[WHAT YOU SHOULD DO]:
Transcribe everything in the data word for word. Pictures are left out.

[ENTRIES]:
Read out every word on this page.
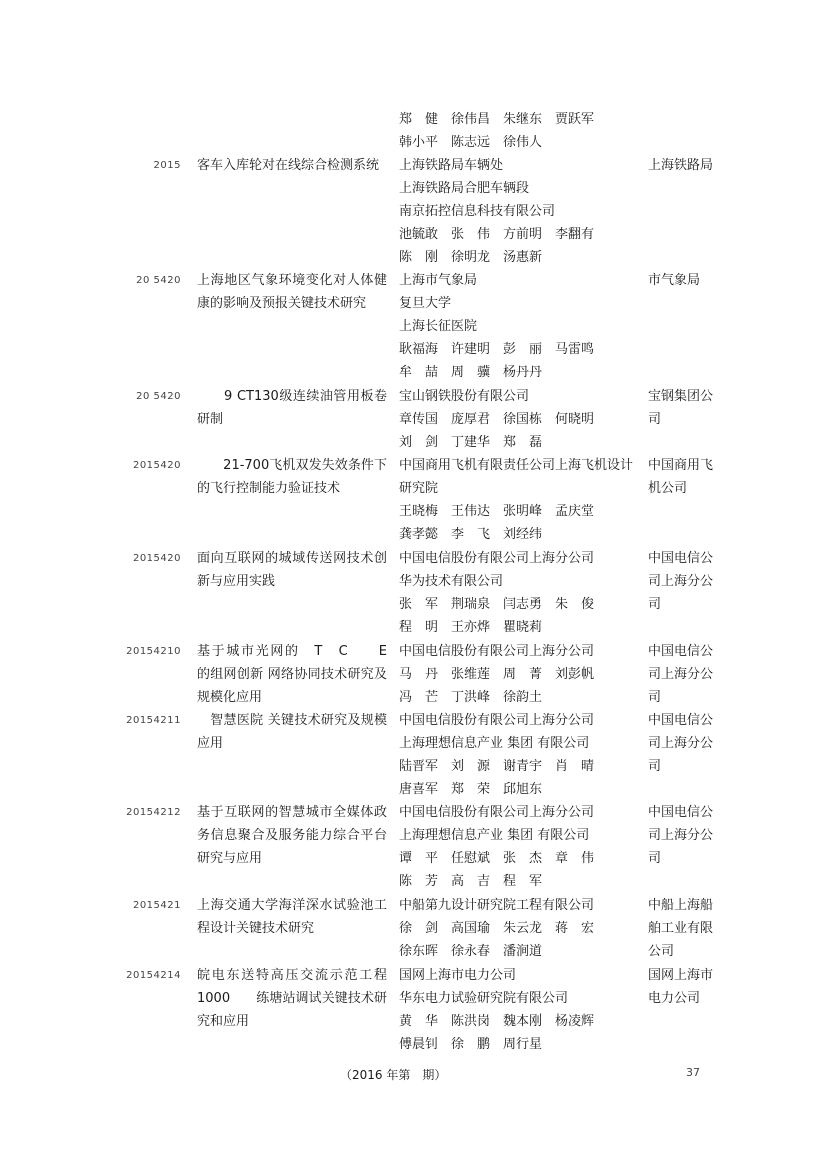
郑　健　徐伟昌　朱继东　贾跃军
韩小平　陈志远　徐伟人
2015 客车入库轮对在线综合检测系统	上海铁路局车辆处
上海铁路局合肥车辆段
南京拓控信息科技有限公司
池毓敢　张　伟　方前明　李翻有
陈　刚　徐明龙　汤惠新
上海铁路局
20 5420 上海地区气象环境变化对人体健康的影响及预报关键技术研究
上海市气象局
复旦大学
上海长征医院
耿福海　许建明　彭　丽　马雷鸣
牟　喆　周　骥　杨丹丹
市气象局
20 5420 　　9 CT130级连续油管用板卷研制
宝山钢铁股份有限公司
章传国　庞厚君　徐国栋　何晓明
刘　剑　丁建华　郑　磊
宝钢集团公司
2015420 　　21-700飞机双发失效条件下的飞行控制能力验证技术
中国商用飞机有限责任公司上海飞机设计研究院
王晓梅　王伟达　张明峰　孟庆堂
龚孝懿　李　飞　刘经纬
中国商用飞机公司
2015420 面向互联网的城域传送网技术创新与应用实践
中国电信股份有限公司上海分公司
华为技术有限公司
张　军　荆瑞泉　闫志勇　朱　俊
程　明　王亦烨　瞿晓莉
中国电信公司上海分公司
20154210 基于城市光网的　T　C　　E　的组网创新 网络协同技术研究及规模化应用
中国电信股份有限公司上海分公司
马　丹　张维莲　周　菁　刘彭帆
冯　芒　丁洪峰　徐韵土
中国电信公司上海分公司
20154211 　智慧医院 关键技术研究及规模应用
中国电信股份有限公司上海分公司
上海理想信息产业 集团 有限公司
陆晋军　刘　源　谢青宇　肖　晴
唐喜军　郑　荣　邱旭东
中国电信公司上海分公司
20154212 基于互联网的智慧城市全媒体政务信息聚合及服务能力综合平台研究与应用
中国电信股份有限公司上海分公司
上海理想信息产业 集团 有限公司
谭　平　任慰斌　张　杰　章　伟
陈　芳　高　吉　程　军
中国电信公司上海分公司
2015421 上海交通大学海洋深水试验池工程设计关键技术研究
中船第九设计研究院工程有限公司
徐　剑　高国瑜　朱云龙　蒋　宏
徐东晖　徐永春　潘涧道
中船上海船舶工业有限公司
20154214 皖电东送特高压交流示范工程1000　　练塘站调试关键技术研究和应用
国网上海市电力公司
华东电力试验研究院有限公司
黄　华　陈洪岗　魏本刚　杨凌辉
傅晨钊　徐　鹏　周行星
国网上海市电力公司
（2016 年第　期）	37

[THE RESULT]:
Read out every word on this page.
郑　健　徐伟昌　朱继东　贾跃军
韩小平　陈志远　徐伟人
2015 客车入库轮对在线综合检测系统	上海铁路局车辆处
上海铁路局合肥车辆段
南京拓控信息科技有限公司
池毓敢　张　伟　方前明　李翻有
陈　刚　徐明龙　汤惠新
上海铁路局
20 5420 上海地区气象环境变化对人体健康的影响及预报关键技术研究
上海市气象局
复旦大学
上海长征医院
耿福海　许建明　彭　丽　马雷鸣
牟　喆　周　骥　杨丹丹
市气象局
20 5420 　　9 CT130级连续油管用板卷研制
宝山钢铁股份有限公司
章传国　庞厚君　徐国栋　何晓明
刘　剑　丁建华　郑　磊
宝钢集团公司
2015420 　　21-700飞机双发失效条件下的飞行控制能力验证技术
中国商用飞机有限责任公司上海飞机设计研究院
王晓梅　王伟达　张明峰　孟庆堂
龚孝懿　李　飞　刘经纬
中国商用飞机公司
2015420 面向互联网的城域传送网技术创新与应用实践
中国电信股份有限公司上海分公司
华为技术有限公司
张　军　荆瑞泉　闫志勇　朱　俊
程　明　王亦烨　瞿晓莉
中国电信公司上海分公司
20154210 基于城市光网的　T　C　　E　的组网创新 网络协同技术研究及规模化应用
中国电信股份有限公司上海分公司
马　丹　张维莲　周　菁　刘彭帆
冯　芒　丁洪峰　徐韵土
中国电信公司上海分公司
20154211 　智慧医院 关键技术研究及规模应用
中国电信股份有限公司上海分公司
上海理想信息产业 集团 有限公司
陆晋军　刘　源　谢青宇　肖　晴
唐喜军　郑　荣　邱旭东
中国电信公司上海分公司
20154212 基于互联网的智慧城市全媒体政务信息聚合及服务能力综合平台研究与应用
中国电信股份有限公司上海分公司
上海理想信息产业 集团 有限公司
谭　平　任慰斌　张　杰　章　伟
陈　芳　高　吉　程　军
中国电信公司上海分公司
2015421 上海交通大学海洋深水试验池工程设计关键技术研究
中船第九设计研究院工程有限公司
徐　剑　高国瑜　朱云龙　蒋　宏
徐东晖　徐永春　潘涧道
中船上海船舶工业有限公司
20154214 皖电东送特高压交流示范工程1000　　练塘站调试关键技术研究和应用
国网上海市电力公司
华东电力试验研究院有限公司
黄　华　陈洪岗　魏本刚　杨凌辉
傅晨钊　徐　鹏　周行星
国网上海市电力公司
（2016 年第　期）	37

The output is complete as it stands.